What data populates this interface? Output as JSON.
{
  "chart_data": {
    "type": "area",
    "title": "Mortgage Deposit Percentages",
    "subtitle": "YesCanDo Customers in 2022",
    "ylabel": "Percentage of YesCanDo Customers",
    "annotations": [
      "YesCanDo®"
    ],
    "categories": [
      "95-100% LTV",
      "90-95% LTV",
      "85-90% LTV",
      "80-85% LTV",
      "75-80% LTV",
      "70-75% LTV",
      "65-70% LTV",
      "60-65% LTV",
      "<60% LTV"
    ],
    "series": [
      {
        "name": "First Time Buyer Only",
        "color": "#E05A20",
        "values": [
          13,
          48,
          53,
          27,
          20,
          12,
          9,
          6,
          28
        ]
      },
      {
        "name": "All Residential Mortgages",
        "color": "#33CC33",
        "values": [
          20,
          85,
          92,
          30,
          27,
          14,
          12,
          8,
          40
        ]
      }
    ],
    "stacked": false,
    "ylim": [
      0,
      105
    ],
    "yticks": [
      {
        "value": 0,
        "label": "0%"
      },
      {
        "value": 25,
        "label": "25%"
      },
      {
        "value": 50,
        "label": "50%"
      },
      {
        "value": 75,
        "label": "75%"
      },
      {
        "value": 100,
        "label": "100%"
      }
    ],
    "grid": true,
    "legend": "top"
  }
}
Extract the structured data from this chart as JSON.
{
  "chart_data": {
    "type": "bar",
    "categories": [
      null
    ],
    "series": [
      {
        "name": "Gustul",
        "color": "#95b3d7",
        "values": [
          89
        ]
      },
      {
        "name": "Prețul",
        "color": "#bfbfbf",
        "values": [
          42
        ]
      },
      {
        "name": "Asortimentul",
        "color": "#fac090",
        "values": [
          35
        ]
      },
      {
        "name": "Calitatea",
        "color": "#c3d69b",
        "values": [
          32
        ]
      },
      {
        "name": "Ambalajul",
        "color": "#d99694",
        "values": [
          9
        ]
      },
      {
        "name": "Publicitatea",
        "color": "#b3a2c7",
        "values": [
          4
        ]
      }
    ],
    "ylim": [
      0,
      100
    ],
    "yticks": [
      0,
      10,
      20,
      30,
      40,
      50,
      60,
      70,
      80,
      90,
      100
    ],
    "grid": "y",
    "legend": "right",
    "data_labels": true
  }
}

..........

• _What is needed_
Write the data from above out again, exactly.

• _Right answer_
What data populates this interface? Output as JSON.
{
  "chart_data": {
    "type": "area",
    "title": "Mortgage Deposit Percentages",
    "subtitle": "YesCanDo Customers in 2022",
    "ylabel": "Percentage of YesCanDo Customers",
    "annotations": [
      "YesCanDo®"
    ],
    "categories": [
      "95-100% LTV",
      "90-95% LTV",
      "85-90% LTV",
      "80-85% LTV",
      "75-80% LTV",
      "70-75% LTV",
      "65-70% LTV",
      "60-65% LTV",
      "<60% LTV"
    ],
    "series": [
      {
        "name": "First Time Buyer Only",
        "color": "#E05A20",
        "values": [
          13,
          48,
          53,
          27,
          20,
          12,
          9,
          6,
          28
        ]
      },
      {
        "name": "All Residential Mortgages",
        "color": "#33CC33",
        "values": [
          20,
          85,
          92,
          30,
          27,
          14,
          12,
          8,
          40
        ]
      }
    ],
    "stacked": false,
    "ylim": [
      0,
      105
    ],
    "yticks": [
      {
        "value": 0,
        "label": "0%"
      },
      {
        "value": 25,
        "label": "25%"
      },
      {
        "value": 50,
        "label": "50%"
      },
      {
        "value": 75,
        "label": "75%"
      },
      {
        "value": 100,
        "label": "100%"
      }
    ],
    "grid": true,
    "legend": "top"
  }
}
Extract the structured data from this chart as JSON.
{
  "chart_data": {
    "type": "bar",
    "categories": [
      null
    ],
    "series": [
      {
        "name": "Gustul",
        "color": "#95b3d7",
        "values": [
          89
        ]
      },
      {
        "name": "Prețul",
        "color": "#bfbfbf",
        "values": [
          42
        ]
      },
      {
        "name": "Asortimentul",
        "color": "#fac090",
        "values": [
          35
        ]
      },
      {
        "name": "Calitatea",
        "color": "#c3d69b",
        "values": [
          32
        ]
      },
      {
        "name": "Ambalajul",
        "color": "#d99694",
        "values": [
          9
        ]
      },
      {
        "name": "Publicitatea",
        "color": "#b3a2c7",
        "values": [
          4
        ]
      }
    ],
    "ylim": [
      0,
      100
    ],
    "yticks": [
      0,
      10,
      20,
      30,
      40,
      50,
      60,
      70,
      80,
      90,
      100
    ],
    "grid": "y",
    "legend": "right",
    "data_labels": true
  }
}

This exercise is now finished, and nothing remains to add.